List each line of the data in which the string "Counts" appears.

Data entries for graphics
·····
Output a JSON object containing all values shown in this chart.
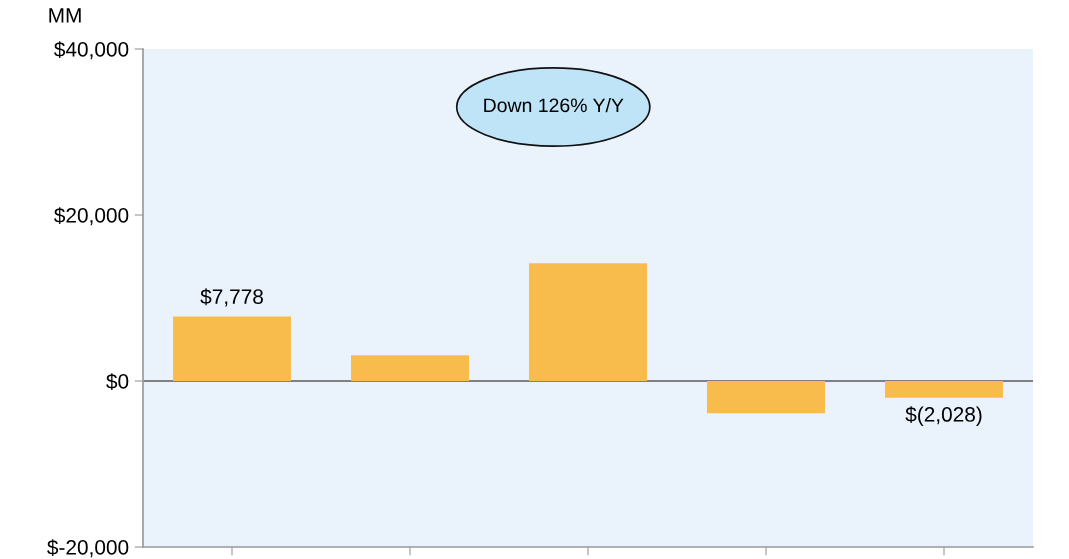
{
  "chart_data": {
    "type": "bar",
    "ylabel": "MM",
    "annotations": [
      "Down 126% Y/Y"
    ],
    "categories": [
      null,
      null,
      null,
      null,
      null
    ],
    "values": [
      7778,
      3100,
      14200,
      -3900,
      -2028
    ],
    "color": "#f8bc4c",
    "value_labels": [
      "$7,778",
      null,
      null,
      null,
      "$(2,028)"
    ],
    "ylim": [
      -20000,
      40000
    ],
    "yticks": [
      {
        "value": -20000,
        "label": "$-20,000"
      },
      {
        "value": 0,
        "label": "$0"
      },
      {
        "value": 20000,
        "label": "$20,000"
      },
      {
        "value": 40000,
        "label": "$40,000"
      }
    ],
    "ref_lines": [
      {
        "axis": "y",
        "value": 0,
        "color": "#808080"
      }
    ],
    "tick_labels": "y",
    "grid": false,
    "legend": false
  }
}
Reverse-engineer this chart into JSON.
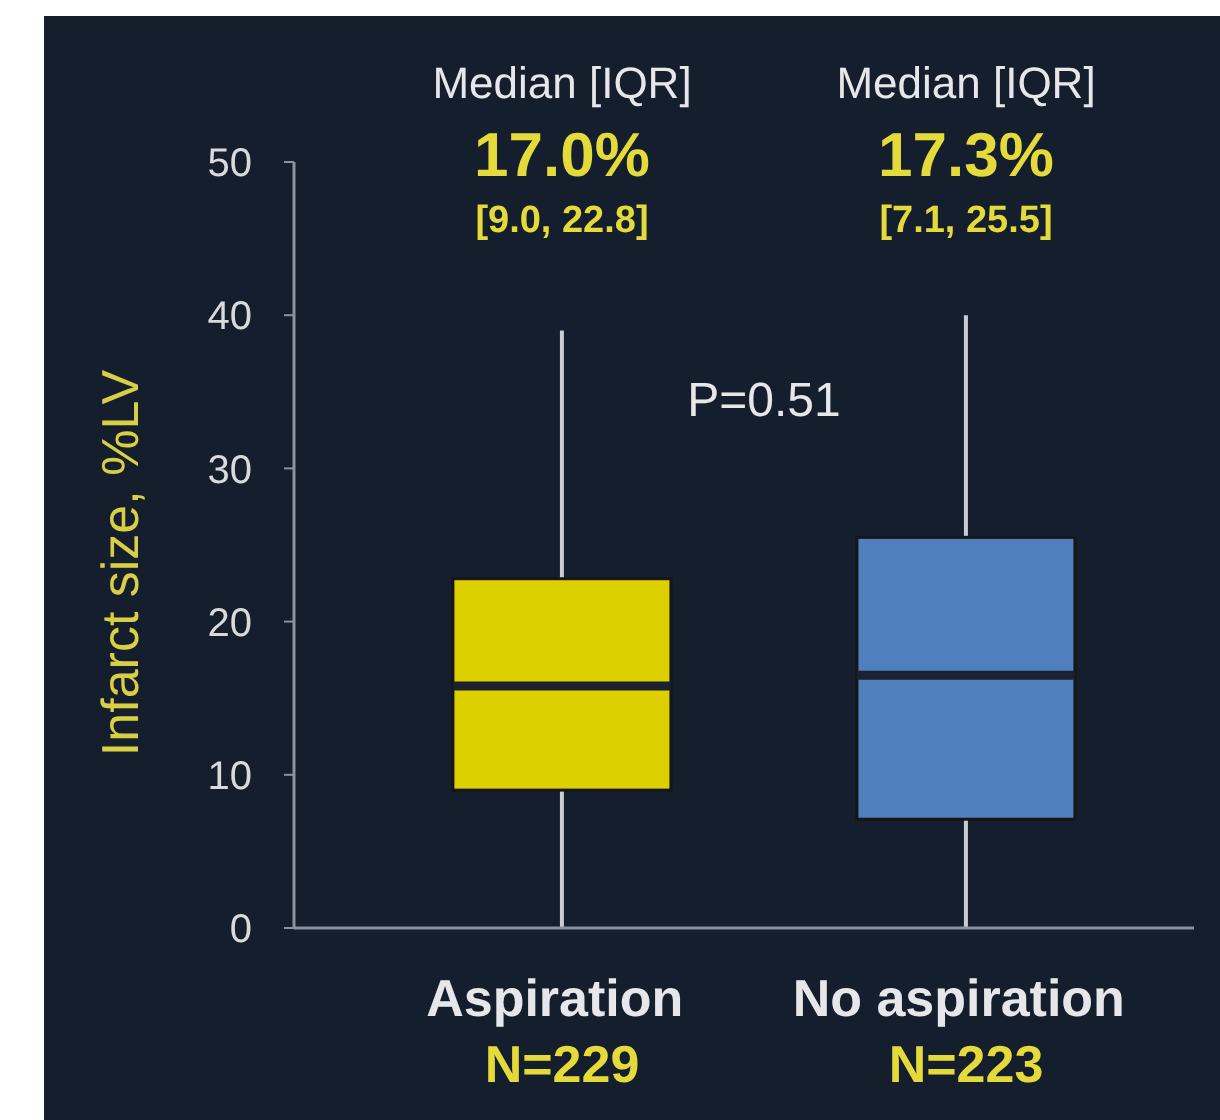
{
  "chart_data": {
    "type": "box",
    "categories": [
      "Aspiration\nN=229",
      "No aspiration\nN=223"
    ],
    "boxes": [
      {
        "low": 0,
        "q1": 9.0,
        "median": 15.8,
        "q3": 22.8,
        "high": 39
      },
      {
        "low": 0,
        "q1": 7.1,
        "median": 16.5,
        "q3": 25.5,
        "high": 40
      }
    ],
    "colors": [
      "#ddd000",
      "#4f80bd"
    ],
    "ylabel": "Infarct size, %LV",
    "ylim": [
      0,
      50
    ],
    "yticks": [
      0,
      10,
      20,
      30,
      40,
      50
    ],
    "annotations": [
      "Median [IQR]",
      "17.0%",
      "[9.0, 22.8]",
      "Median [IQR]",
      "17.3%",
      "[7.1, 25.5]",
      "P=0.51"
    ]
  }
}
·····
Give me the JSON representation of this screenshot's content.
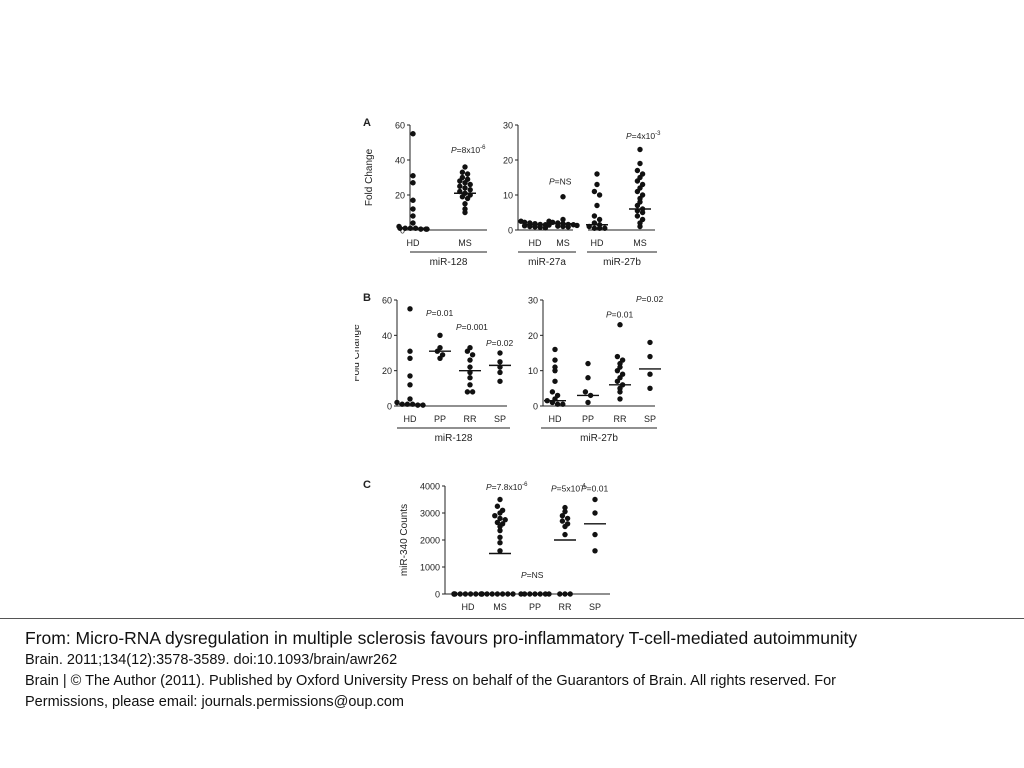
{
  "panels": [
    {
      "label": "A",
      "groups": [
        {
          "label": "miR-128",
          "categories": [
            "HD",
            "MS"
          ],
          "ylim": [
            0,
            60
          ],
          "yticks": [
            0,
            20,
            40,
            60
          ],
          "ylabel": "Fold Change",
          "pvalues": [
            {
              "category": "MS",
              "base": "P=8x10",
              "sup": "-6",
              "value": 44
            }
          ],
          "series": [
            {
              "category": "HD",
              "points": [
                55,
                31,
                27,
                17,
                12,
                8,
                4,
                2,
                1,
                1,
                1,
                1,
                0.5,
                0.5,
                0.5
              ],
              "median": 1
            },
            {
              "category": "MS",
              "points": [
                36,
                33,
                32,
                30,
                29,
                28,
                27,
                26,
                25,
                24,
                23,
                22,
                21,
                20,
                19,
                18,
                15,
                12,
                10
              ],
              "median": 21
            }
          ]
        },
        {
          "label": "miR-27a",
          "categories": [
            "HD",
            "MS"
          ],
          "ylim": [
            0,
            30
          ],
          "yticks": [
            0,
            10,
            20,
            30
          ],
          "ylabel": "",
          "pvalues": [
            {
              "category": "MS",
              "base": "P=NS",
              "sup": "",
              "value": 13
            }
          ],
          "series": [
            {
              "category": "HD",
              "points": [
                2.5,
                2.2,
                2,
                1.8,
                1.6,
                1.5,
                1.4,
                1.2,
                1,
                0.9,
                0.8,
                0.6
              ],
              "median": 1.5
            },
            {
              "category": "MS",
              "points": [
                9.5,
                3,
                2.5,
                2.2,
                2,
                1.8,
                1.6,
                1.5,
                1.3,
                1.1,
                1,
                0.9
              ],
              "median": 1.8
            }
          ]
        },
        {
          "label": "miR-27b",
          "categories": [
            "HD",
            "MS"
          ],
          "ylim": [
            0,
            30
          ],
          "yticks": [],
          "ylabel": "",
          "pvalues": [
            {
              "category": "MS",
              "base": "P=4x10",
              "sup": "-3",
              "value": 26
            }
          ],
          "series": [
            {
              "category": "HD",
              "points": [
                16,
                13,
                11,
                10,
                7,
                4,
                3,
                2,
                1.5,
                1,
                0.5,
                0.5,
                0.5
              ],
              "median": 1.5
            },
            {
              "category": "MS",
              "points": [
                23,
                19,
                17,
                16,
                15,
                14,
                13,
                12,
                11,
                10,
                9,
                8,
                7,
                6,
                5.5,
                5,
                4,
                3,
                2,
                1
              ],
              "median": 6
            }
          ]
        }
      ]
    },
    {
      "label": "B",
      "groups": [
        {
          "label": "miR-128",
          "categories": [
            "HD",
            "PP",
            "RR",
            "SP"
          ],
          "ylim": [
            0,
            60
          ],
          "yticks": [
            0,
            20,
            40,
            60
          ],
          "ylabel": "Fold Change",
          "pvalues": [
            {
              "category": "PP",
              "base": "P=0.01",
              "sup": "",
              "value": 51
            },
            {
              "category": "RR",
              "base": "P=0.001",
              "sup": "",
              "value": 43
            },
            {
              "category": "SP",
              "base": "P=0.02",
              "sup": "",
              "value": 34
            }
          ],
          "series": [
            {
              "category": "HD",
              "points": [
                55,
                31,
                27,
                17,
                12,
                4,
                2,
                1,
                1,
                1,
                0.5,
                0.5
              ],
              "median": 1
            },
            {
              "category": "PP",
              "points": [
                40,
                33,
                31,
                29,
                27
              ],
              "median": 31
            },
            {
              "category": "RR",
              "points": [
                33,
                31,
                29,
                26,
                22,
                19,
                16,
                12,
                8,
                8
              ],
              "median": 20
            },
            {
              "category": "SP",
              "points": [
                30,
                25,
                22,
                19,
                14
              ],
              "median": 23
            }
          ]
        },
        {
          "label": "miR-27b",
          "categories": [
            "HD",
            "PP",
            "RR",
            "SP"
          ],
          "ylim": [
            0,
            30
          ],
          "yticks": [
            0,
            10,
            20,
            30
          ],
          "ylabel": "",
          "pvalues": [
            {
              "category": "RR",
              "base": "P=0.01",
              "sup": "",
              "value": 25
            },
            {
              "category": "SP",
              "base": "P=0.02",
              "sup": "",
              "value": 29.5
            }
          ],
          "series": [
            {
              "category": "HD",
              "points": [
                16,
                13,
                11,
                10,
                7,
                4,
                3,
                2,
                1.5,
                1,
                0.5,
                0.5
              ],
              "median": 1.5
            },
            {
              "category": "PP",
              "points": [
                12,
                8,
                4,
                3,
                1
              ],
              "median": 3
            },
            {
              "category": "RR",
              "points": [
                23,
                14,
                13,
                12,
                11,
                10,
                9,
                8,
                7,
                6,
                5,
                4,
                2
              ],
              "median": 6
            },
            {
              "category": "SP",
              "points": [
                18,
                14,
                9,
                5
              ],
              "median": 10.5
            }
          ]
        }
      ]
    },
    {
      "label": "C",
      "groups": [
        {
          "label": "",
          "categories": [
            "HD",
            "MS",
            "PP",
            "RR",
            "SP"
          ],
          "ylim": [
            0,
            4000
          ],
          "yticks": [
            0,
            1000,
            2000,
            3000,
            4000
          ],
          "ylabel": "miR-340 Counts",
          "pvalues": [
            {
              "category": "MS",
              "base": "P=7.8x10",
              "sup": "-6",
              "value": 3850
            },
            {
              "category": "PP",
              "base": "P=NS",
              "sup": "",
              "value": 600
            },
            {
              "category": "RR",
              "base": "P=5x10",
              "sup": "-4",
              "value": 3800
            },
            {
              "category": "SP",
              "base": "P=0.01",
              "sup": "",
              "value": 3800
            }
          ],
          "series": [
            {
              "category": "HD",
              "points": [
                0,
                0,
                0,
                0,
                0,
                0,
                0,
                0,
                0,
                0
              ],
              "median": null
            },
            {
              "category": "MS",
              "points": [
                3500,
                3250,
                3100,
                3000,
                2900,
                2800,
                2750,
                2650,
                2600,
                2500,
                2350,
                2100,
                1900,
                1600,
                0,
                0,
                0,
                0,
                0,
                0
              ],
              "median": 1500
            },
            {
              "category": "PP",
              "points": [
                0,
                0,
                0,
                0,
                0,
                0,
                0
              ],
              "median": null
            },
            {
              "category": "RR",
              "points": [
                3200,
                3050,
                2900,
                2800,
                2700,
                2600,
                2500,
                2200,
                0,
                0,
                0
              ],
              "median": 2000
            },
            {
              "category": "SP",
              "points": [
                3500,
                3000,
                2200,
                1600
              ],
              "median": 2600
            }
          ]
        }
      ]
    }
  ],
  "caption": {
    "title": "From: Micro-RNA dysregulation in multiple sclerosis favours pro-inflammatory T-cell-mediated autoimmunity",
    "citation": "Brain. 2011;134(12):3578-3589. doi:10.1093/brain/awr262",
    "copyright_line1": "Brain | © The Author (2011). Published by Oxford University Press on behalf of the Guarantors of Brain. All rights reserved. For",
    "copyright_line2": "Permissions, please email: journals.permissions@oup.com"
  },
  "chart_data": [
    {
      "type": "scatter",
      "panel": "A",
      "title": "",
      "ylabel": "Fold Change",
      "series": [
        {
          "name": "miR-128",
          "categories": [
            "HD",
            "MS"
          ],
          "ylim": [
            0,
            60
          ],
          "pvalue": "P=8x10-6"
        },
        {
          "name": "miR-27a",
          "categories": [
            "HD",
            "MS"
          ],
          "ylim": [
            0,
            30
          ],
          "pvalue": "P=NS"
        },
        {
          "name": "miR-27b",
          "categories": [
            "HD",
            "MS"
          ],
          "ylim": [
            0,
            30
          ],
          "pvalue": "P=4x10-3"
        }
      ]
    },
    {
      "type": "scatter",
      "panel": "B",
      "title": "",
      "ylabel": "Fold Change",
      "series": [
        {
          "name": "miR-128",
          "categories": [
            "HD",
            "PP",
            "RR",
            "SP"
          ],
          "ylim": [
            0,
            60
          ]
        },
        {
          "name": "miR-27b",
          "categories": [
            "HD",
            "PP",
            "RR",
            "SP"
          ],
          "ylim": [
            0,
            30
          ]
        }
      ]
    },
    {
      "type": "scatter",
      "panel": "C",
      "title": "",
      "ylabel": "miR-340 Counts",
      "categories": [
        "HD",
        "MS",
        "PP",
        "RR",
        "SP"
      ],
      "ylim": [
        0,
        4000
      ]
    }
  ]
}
·····
- [FULL RESPONSE]:
          "ylabel": "miR-340 Counts",
      "ylabel": "miR-340 Counts",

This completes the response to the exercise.